Stored records:
## Begin

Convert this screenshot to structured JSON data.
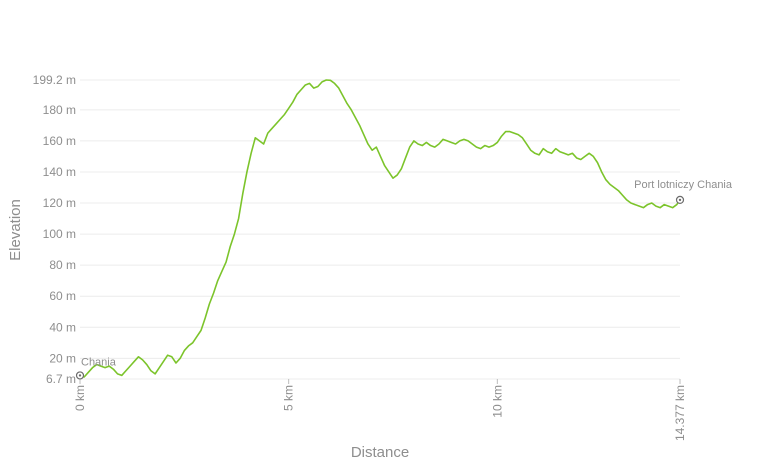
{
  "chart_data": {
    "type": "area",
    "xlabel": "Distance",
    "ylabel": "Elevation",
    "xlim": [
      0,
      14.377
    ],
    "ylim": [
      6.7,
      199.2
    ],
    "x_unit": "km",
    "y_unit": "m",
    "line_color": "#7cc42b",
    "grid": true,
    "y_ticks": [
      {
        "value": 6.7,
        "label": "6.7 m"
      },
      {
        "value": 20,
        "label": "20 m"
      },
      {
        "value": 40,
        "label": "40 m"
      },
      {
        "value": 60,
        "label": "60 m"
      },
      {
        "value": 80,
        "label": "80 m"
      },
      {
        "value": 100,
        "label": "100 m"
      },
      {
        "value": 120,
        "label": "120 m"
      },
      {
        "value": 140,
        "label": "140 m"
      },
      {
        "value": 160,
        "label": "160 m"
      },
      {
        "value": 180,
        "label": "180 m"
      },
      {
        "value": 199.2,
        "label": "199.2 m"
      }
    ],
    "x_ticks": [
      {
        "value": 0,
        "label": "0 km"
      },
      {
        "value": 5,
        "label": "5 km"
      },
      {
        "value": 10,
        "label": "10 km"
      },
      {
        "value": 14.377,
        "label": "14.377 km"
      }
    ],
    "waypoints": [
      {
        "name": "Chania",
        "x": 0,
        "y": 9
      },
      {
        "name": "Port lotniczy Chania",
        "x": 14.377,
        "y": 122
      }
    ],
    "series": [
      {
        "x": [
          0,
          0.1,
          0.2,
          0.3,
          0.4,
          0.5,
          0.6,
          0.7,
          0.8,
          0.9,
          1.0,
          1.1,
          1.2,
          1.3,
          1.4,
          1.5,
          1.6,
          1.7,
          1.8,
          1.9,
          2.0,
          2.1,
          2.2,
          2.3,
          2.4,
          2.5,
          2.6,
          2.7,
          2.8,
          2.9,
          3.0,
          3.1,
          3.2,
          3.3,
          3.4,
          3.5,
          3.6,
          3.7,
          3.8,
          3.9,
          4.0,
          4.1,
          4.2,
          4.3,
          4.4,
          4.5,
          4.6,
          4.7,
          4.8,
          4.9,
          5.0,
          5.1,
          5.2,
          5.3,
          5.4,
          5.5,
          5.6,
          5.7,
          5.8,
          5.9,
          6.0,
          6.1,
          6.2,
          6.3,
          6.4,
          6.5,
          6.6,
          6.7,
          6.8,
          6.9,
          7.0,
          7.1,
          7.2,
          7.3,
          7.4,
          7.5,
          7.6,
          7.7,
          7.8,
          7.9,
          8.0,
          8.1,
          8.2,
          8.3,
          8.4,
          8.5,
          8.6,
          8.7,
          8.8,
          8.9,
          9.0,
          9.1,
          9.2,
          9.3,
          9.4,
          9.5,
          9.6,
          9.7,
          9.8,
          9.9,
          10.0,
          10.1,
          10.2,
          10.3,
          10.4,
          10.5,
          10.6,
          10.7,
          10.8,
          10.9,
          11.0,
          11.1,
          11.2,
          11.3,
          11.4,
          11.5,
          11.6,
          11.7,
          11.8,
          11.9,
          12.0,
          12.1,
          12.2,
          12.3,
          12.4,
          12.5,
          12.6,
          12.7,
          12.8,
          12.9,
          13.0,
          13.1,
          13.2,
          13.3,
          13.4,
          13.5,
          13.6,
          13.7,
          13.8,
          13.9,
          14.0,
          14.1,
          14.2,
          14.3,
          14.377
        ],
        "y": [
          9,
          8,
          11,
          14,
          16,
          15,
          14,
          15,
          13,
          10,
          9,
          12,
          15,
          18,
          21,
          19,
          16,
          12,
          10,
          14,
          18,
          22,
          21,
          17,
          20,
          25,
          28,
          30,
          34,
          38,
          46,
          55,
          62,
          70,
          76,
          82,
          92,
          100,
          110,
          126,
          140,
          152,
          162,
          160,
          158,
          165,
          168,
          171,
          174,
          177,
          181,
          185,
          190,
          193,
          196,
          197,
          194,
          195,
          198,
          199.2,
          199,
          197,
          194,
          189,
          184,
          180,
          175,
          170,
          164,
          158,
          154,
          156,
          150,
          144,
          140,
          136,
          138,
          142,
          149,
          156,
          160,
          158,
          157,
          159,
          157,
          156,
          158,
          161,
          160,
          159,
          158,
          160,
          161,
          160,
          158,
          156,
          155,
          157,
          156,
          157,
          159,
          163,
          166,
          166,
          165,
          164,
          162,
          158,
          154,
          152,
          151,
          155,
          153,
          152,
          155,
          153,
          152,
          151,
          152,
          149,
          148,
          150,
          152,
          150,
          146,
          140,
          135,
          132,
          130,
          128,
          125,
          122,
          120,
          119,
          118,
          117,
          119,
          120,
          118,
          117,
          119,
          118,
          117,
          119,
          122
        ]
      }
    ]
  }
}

## End
## Begin

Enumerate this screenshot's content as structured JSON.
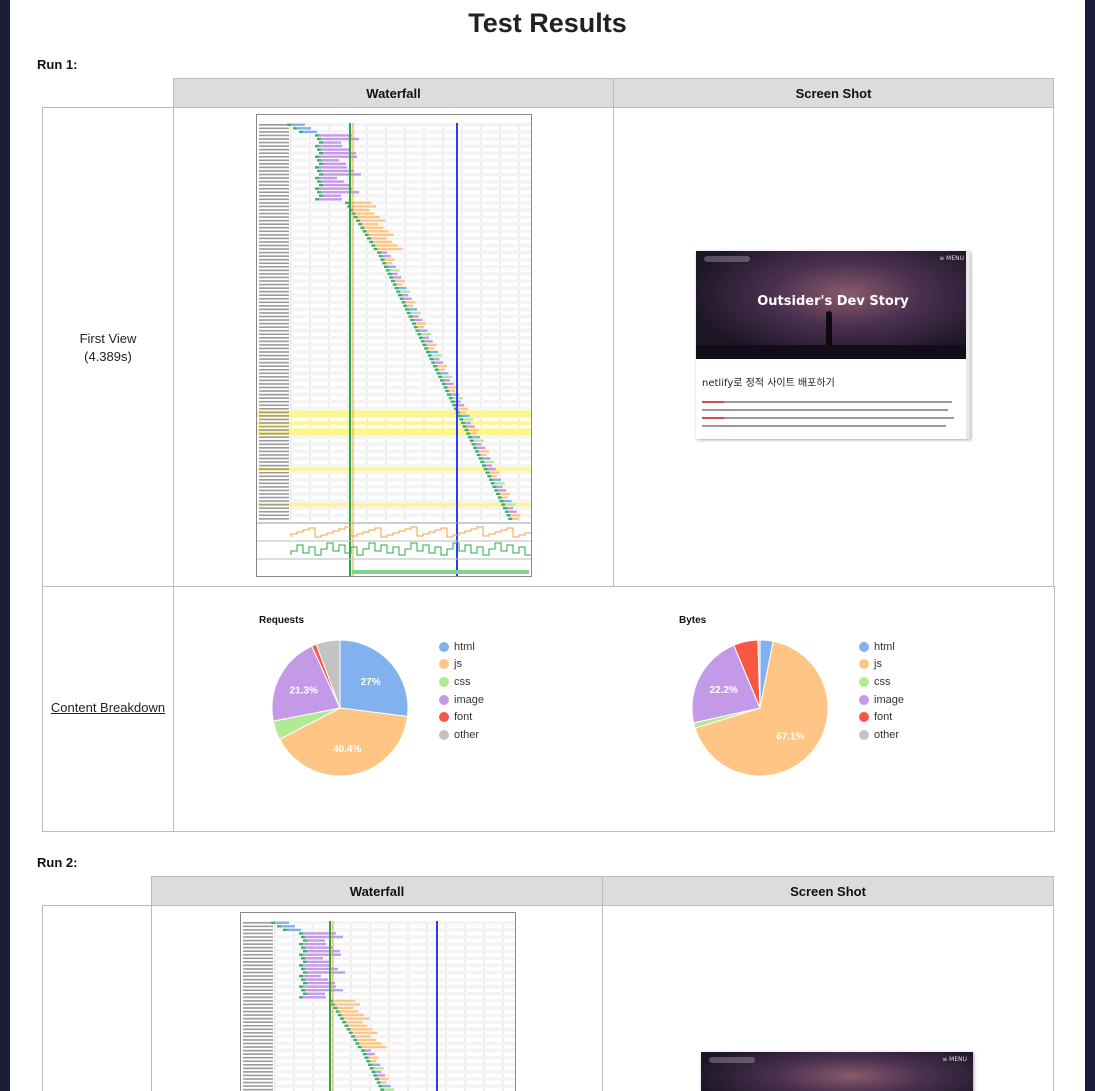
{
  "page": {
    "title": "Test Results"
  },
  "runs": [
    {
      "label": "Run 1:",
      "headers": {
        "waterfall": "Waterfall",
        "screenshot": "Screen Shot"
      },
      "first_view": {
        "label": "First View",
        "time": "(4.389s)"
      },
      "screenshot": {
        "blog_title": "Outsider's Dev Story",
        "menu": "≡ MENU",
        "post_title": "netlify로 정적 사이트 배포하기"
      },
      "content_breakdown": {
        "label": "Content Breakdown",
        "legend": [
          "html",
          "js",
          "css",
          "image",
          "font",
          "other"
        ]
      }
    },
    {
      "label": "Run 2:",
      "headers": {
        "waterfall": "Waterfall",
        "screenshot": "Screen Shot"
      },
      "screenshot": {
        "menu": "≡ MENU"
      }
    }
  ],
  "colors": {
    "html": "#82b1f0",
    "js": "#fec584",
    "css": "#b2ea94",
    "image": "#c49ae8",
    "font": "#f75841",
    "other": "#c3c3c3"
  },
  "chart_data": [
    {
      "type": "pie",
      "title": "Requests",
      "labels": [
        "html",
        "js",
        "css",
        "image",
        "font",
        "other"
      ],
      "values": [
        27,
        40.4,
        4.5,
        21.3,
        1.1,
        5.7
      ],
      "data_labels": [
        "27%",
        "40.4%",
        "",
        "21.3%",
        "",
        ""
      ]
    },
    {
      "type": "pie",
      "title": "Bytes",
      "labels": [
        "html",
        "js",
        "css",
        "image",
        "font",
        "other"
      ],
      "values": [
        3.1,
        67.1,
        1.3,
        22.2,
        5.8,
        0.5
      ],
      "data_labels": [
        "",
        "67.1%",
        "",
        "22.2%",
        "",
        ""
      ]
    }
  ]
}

## End

Locate the lines above that contain "Chania" and copy them.

        "name": "Chania",
        "name": "Port lotniczy Chania",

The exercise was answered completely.